§ **WHAT THE EXERCISE ASKS**:
Answer these questions using the Nantucket packing text below:
(a) How many years ago did the writer first go to Jesus Camp?
(b) What did Darcy search online to find the writer?
(c) For how many days would the writer be away from home?

The Capsule Wardrobe Diaries: My Capsule Wardrobe and Jesus Mentor
Packing for Nantucket
The first time I went to Jesus Camp (4 years ago) I had NO idea what to expect. I’d never been to Nantucket, I’d never met the lady who asked me to come and I’d never spoken at a spiritual retreat. Yet there I was, packing to fly across the country to an island off the coast of Massachusetts, leaving my 3 small children and my husband behind for 6 days.
Darcy, the retreat organizer, had found me by googling “Christian Nutritionist.” It’s by the grace of God and a whole lot of faith, that I was there to be found. When God was working on my heart to become The Christian Nutritionist I resisted. I’d always loved God (albeit in an obligatory way,) gone to church and to Bible study…. but I’ve never been overt in my faith. I was like - my friends are going to wonder what’s happened if all of a sudden I start talking about Jesus all of the time! Plus, I’m no Bible scholar nor evangelist and, quite frankly, I didn’t want to be. Even still, I had the overpowering sense that this was what I was supposed to do and, so, for once in my life, I let my faith be bigger than my fear. And, now, here God was dropping a big ‘ol validating blessing right in my lap. An opportunity that would have never come my way had I not followed His lead.

§ **RAW DATA**:
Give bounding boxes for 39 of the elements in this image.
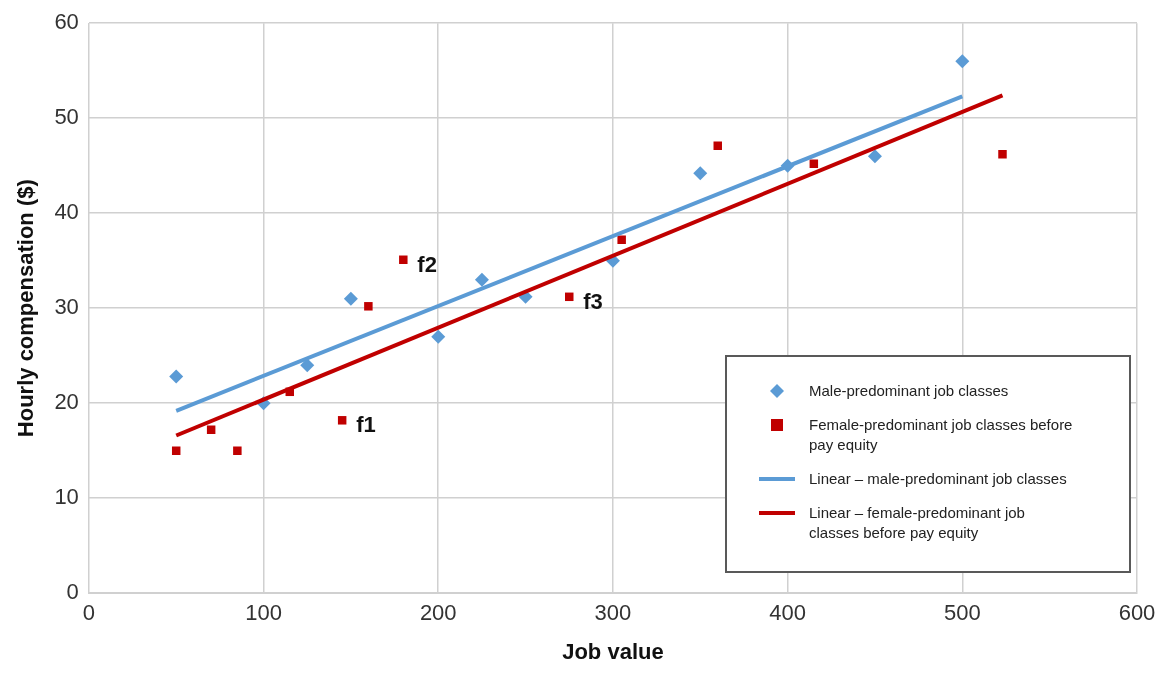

§ **REPLY TO THE TASK**:
(a) Four years ago.
(b) "Christian Nutritionist."
(c) Six days.